[Figure content listings]
--- start ---

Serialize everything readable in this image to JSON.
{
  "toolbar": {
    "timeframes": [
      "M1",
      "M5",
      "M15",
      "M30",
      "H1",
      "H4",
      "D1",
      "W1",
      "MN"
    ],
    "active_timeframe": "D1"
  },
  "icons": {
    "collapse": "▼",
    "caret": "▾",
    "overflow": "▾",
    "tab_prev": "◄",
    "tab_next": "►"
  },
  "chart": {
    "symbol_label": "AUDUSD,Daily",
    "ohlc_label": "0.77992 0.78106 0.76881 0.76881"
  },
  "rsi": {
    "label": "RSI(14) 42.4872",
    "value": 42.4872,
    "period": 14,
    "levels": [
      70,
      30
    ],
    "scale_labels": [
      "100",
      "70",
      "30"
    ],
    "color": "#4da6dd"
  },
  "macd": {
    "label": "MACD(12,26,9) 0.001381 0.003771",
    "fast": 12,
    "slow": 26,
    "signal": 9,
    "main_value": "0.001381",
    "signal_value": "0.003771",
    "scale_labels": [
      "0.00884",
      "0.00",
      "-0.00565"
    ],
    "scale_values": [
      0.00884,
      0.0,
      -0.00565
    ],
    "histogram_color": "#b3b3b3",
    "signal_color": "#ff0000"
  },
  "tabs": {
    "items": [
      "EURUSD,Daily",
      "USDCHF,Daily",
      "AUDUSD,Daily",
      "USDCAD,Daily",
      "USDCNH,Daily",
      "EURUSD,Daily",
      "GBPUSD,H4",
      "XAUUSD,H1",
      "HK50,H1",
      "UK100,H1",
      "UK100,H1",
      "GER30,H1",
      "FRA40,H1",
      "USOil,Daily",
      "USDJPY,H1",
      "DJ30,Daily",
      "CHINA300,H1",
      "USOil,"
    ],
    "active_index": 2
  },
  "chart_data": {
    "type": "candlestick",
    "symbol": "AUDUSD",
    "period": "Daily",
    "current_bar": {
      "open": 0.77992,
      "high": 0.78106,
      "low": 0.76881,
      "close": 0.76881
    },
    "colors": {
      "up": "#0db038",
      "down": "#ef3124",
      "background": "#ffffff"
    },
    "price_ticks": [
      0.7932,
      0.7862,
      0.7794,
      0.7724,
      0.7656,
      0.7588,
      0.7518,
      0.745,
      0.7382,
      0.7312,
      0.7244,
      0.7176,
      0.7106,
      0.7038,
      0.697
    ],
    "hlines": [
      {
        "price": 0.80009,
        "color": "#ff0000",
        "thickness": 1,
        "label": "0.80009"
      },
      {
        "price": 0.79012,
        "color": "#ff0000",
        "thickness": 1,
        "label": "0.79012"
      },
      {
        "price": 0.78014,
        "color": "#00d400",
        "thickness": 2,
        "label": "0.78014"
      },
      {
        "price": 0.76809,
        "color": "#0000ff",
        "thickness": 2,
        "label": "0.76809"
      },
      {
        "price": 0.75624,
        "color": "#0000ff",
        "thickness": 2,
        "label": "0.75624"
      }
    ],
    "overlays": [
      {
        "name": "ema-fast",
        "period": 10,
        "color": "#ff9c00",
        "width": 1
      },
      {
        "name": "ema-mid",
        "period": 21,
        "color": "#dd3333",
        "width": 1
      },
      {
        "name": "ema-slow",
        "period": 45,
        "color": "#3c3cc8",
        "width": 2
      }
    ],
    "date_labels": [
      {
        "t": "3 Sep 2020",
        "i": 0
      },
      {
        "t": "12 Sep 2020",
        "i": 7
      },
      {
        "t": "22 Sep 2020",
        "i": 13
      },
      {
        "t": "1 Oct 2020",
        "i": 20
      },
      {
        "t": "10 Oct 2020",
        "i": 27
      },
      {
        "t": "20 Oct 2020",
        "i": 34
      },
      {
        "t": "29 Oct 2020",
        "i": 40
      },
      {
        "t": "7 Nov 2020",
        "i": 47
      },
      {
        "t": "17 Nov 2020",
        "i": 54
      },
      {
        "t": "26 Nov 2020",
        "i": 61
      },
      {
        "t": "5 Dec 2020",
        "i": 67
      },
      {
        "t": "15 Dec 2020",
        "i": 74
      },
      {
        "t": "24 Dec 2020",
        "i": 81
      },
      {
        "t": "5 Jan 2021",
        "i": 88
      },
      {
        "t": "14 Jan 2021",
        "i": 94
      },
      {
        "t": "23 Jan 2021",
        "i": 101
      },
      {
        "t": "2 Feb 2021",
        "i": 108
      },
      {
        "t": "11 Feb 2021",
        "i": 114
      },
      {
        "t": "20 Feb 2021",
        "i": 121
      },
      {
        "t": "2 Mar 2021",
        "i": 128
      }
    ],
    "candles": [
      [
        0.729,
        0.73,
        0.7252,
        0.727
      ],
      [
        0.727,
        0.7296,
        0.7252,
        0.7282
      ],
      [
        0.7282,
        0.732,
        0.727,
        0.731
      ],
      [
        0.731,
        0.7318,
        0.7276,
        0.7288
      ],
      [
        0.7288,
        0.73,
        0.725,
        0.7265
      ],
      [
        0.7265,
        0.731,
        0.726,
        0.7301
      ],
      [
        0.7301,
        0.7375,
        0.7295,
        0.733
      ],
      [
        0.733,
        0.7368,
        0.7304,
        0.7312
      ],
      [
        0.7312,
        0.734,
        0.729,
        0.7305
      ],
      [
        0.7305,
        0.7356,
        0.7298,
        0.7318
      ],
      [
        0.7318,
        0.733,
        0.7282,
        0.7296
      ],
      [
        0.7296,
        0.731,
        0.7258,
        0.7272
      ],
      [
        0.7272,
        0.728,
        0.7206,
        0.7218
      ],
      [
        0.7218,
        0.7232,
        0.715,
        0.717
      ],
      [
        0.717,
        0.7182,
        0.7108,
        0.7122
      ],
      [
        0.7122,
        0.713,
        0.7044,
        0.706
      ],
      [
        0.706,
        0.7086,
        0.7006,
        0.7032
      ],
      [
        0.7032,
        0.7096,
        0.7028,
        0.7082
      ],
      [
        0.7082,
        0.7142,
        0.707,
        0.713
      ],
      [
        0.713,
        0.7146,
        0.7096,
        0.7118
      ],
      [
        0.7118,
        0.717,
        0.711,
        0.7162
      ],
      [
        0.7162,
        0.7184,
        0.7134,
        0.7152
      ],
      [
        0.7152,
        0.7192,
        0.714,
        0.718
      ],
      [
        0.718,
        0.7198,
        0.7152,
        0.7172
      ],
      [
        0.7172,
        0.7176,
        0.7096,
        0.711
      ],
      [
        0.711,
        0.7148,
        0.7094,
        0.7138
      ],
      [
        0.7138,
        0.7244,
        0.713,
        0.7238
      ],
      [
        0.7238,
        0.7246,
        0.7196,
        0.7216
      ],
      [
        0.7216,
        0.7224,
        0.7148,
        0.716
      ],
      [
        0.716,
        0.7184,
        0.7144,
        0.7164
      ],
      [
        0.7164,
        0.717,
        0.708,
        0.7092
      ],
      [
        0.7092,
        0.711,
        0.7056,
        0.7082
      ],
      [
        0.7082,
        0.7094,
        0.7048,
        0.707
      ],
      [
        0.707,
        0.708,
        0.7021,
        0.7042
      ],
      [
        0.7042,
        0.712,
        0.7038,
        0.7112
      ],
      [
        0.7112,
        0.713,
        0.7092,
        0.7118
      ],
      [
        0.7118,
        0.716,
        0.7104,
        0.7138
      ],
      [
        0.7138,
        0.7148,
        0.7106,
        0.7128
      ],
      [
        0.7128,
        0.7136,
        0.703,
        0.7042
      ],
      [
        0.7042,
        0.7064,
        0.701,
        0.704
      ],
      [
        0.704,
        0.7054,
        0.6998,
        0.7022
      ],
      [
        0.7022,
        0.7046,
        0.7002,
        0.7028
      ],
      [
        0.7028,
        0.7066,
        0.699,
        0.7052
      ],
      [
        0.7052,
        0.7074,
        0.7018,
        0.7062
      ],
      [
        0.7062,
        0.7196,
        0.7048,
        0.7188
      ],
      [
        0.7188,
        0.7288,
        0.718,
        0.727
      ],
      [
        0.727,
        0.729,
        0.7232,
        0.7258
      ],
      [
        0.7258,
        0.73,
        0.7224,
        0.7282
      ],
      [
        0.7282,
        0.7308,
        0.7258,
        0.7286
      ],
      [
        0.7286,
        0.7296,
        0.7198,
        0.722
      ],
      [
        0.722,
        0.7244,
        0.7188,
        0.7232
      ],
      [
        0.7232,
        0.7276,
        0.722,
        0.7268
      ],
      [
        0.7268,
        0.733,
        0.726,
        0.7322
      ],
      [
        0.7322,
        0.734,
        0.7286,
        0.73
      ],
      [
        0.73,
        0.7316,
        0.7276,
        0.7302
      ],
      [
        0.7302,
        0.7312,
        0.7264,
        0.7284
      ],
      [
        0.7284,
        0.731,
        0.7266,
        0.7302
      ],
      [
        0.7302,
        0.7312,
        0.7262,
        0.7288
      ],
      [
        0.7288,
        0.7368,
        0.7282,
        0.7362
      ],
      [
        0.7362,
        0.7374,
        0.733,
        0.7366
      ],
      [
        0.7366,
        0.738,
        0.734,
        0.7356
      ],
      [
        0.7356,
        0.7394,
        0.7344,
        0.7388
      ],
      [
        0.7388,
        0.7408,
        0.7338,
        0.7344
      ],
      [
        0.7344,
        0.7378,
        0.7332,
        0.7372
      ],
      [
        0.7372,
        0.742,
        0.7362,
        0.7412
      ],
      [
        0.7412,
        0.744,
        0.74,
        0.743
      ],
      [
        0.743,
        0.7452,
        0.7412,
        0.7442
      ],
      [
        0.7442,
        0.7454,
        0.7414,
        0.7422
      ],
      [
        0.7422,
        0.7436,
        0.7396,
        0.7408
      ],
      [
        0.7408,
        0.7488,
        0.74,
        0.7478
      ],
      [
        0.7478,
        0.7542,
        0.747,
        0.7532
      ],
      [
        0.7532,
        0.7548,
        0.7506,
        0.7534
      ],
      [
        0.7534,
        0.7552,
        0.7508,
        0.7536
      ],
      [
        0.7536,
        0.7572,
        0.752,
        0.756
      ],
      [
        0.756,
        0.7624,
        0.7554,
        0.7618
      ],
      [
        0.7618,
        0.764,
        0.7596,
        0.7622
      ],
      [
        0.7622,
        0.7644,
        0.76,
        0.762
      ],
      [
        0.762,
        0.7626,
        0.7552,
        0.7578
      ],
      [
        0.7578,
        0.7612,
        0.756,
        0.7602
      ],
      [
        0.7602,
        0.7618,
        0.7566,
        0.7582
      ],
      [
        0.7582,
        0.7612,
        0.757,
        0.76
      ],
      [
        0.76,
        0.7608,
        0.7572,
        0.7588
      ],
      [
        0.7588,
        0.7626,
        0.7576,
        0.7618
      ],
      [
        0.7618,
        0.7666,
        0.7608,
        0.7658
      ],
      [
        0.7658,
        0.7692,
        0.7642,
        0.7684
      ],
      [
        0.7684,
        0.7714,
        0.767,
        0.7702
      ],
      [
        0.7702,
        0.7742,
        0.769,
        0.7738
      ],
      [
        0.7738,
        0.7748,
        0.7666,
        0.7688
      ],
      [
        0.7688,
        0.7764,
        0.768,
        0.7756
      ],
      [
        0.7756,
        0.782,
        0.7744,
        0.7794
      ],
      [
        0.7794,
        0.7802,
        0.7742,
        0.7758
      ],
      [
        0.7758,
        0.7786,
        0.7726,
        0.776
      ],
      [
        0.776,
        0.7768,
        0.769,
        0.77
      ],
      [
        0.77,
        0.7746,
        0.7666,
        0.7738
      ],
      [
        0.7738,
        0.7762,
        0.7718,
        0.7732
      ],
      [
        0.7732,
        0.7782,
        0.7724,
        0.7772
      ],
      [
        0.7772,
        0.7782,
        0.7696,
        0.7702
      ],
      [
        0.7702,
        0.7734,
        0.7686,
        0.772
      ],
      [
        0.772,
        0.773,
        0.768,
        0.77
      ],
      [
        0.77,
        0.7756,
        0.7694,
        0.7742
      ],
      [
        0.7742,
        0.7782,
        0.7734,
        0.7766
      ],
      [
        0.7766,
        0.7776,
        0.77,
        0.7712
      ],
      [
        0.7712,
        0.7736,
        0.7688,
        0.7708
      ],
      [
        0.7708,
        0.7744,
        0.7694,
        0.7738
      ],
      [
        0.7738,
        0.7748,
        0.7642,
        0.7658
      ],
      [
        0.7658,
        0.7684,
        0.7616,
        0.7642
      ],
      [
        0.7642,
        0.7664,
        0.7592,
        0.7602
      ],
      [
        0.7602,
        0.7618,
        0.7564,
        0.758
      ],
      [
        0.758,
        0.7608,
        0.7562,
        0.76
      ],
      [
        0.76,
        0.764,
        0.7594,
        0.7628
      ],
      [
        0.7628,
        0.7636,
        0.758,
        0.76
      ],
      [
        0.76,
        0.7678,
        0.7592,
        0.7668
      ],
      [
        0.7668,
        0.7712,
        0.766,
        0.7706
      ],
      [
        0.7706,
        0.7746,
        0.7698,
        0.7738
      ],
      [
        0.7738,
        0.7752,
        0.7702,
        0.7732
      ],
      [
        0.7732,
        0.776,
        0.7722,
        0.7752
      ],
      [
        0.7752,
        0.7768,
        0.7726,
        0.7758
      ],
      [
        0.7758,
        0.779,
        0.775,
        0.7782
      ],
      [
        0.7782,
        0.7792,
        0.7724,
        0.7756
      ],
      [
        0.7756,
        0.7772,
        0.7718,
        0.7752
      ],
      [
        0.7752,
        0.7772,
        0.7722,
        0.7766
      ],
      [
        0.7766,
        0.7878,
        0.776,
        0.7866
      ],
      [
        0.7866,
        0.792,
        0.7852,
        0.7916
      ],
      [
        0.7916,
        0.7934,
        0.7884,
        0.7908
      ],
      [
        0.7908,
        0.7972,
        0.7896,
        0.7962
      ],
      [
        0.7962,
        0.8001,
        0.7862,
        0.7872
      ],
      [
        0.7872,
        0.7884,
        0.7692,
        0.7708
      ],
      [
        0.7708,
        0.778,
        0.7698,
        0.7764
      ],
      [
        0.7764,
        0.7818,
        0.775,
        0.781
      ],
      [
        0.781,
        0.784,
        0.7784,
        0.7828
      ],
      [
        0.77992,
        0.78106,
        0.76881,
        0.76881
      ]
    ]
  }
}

--- end ---

- PROBLEM
Copy out the lines in which the string "period" appears.

- SOLUTION TO THE PROBLEM
    "period": 14,
    "period": "Daily",
        "period": 10,
        "period": 21,
        "period": 45,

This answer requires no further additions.